§ **GIVEN PROBLEM**
Find and copy every line in the records that includes the string "negotiated".

§ **Dataset items**
>> BEGIN
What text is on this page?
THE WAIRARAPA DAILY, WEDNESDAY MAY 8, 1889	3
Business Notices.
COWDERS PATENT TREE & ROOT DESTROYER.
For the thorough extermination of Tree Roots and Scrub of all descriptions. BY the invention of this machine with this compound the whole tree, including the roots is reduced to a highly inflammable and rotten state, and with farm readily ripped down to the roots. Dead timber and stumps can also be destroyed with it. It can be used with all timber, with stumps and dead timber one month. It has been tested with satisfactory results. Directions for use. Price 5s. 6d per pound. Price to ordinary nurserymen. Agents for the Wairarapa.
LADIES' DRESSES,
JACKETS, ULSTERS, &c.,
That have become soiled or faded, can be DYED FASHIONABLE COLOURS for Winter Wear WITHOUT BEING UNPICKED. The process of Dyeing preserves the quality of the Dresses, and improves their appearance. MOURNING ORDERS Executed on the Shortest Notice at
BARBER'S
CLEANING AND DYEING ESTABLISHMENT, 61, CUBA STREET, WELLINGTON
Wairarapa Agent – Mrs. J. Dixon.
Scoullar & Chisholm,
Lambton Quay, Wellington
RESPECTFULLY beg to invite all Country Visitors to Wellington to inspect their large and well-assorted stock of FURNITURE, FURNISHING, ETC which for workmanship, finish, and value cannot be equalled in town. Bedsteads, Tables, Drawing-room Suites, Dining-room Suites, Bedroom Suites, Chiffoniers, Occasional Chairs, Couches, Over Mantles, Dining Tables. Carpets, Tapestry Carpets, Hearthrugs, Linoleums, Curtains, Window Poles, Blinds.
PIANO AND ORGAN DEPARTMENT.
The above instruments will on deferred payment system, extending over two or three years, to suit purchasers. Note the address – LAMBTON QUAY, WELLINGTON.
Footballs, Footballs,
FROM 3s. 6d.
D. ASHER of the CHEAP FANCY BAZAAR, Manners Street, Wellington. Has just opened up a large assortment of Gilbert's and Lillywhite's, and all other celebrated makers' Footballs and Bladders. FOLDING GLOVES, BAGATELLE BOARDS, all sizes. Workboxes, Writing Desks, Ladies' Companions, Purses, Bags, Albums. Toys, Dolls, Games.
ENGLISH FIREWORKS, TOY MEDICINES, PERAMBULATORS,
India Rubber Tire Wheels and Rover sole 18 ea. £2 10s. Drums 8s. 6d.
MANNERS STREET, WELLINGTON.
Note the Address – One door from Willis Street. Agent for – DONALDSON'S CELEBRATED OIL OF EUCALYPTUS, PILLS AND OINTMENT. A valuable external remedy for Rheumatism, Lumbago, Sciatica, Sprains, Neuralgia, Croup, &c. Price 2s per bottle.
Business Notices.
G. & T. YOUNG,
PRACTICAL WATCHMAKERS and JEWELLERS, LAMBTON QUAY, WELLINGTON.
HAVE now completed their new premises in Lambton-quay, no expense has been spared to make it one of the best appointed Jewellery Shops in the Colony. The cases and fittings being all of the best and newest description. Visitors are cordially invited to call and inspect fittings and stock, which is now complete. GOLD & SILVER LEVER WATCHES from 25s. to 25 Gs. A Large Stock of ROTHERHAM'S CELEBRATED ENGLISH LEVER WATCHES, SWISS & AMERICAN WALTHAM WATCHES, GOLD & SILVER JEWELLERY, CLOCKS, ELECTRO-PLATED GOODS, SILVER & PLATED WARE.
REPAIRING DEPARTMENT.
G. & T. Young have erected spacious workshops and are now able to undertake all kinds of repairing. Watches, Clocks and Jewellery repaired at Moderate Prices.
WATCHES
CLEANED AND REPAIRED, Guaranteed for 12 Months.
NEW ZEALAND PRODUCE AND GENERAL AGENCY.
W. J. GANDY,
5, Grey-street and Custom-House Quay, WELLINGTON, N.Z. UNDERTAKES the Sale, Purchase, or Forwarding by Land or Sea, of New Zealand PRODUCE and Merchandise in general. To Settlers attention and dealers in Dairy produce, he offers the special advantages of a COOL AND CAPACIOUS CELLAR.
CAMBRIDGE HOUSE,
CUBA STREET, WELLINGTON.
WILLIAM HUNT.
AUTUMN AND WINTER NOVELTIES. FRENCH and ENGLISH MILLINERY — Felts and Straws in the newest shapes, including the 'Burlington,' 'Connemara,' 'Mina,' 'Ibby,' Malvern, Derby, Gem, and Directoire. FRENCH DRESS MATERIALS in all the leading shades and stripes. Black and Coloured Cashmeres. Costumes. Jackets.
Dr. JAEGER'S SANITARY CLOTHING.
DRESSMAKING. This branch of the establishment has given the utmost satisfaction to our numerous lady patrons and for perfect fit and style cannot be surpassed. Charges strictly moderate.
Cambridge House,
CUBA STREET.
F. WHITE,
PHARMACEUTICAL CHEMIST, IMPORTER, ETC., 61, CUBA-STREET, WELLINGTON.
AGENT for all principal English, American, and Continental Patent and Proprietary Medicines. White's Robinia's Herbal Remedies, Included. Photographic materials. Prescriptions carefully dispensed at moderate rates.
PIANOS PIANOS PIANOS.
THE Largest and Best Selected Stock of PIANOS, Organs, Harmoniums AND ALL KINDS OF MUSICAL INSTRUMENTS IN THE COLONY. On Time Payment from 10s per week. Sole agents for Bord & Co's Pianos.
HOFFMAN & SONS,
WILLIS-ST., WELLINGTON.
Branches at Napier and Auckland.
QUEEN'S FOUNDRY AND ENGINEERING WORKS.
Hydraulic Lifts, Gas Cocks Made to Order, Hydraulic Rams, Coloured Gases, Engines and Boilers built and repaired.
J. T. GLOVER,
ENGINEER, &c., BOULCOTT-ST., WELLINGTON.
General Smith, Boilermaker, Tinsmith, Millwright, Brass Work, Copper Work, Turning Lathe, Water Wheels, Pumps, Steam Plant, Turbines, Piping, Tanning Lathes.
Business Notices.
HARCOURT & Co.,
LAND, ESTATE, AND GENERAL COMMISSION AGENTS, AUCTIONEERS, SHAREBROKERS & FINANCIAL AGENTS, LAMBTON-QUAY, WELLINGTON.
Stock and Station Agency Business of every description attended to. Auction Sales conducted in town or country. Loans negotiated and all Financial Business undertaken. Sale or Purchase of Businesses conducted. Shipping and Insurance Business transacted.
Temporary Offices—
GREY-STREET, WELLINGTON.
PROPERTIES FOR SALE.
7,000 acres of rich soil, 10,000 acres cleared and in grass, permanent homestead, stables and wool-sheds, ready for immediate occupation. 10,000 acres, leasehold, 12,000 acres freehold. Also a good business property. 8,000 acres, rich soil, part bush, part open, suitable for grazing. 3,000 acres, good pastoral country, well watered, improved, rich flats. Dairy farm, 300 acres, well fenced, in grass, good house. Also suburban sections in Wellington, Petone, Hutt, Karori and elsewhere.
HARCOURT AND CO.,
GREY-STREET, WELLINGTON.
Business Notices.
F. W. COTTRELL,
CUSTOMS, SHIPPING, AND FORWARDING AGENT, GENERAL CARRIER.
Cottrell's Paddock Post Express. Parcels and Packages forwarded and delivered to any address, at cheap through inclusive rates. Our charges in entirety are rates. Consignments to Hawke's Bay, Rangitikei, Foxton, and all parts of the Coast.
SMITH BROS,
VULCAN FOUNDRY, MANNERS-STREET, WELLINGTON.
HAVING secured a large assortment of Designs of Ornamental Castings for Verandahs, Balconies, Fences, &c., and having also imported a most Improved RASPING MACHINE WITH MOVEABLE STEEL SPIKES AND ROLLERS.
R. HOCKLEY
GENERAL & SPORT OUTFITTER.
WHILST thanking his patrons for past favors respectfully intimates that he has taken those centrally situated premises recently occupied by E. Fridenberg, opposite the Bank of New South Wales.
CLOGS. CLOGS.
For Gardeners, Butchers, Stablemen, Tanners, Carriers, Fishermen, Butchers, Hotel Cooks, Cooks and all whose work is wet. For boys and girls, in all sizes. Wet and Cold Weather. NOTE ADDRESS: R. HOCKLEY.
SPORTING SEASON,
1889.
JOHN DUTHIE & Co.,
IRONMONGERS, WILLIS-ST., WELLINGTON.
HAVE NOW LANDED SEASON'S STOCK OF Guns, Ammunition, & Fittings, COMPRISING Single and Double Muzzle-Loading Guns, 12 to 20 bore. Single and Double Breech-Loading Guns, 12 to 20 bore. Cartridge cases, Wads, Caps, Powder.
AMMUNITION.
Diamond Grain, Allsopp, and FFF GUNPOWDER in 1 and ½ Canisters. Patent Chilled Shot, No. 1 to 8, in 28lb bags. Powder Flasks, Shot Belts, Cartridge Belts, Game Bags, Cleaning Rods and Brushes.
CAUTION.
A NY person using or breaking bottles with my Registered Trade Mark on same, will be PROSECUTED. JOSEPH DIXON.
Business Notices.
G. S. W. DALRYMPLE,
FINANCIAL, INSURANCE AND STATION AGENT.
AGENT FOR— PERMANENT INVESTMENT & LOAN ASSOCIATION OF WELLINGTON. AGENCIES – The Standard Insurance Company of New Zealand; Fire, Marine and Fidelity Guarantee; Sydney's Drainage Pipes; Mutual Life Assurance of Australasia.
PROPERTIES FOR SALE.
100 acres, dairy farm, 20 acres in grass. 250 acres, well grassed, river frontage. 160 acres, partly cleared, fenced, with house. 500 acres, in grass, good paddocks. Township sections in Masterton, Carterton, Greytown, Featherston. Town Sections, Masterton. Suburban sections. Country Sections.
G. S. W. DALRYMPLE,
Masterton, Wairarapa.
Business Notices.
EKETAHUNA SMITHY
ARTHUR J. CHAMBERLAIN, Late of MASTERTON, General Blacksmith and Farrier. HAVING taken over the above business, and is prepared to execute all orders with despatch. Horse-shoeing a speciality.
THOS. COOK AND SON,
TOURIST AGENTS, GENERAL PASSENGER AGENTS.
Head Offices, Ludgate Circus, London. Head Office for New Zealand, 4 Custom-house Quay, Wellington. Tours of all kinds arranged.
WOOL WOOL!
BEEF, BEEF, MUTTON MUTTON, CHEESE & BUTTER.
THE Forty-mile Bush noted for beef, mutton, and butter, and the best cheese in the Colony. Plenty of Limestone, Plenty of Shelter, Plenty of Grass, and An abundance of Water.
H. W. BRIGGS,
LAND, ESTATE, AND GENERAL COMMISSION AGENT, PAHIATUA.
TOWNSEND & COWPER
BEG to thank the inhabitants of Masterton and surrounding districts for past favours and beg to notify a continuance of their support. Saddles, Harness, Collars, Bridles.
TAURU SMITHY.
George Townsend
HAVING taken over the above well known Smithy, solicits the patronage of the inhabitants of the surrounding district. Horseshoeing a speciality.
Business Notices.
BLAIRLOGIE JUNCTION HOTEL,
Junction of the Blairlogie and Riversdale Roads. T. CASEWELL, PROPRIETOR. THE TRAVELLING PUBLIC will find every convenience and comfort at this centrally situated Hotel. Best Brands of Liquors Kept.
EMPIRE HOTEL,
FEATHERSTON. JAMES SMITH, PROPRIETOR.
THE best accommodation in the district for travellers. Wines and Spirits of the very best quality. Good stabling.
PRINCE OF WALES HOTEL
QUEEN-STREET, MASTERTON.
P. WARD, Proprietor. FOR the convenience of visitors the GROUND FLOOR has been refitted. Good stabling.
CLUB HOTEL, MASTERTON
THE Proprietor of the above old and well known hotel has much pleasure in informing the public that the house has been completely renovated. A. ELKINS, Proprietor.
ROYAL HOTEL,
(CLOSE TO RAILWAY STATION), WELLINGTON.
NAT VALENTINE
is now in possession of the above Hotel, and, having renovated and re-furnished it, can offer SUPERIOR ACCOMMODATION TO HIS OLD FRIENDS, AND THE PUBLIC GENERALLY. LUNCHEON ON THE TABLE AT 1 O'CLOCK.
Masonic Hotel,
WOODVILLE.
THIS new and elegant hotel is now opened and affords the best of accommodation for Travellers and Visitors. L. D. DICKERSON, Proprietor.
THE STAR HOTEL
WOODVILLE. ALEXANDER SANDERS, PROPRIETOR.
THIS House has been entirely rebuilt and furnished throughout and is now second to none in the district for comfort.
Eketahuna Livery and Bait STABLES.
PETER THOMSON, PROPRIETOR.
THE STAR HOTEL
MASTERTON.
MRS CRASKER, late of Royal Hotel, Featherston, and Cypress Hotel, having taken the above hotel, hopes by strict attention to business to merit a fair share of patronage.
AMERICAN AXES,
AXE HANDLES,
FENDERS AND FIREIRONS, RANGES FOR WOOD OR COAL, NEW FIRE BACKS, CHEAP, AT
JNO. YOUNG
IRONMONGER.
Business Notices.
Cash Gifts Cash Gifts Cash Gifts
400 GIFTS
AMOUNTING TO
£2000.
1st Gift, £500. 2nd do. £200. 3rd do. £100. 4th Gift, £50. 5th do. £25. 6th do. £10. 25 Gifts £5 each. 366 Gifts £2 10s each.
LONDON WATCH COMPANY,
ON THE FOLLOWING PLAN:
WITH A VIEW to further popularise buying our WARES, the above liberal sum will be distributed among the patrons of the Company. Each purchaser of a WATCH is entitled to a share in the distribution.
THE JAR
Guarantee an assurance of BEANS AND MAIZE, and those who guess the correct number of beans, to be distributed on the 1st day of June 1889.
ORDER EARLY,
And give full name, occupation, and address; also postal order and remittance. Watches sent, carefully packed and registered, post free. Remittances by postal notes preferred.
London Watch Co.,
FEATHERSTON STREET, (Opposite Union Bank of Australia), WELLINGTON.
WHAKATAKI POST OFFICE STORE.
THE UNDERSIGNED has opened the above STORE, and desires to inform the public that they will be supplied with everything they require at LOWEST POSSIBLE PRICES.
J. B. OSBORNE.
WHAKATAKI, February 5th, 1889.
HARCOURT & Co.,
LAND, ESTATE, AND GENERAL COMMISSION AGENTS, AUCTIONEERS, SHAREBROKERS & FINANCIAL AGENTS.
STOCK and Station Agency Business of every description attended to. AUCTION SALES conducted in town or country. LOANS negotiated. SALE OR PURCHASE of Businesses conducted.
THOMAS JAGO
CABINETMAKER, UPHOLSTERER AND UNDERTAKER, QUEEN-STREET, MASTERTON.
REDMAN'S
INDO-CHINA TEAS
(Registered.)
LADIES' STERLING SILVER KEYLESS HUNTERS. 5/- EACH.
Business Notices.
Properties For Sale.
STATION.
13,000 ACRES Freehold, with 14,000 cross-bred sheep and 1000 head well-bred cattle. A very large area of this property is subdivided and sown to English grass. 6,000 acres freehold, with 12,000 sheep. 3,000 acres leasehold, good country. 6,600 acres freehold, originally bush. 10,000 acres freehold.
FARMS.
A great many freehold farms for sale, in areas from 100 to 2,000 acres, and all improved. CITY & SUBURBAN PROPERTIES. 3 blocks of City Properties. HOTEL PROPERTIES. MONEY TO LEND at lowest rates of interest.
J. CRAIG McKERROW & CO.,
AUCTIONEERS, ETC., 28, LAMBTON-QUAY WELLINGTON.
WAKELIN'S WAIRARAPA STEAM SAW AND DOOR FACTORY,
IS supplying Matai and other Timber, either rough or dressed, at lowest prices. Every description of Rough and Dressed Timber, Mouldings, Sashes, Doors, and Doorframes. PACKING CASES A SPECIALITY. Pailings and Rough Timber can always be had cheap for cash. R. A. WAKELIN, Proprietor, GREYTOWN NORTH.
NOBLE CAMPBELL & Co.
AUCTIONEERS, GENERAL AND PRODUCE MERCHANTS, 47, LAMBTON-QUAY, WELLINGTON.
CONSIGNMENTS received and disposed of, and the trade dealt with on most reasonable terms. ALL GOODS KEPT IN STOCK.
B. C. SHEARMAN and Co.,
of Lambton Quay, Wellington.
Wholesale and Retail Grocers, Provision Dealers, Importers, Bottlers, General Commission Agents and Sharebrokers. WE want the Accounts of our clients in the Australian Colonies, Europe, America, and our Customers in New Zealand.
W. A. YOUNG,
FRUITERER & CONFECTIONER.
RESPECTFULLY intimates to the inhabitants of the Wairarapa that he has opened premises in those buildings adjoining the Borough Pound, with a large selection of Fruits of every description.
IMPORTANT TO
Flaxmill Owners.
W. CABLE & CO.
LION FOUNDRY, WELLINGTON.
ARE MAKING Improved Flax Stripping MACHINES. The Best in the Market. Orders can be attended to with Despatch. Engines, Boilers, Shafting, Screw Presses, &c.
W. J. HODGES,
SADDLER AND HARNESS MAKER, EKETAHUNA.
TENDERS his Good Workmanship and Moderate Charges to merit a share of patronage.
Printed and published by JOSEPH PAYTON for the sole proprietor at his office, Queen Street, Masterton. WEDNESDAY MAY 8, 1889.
>> END
§ **THE RESULT**
Stock and Station Agency Business of every description attended to. Auction Sales conducted in town or country. Loans negotiated and all Financial Business undertaken. Sale or Purchase of Businesses conducted. Shipping and Insurance Business transacted.
STOCK and Station Agency Business of every description attended to. AUCTION SALES conducted in town or country. LOANS negotiated. SALE OR PURCHASE of Businesses conducted.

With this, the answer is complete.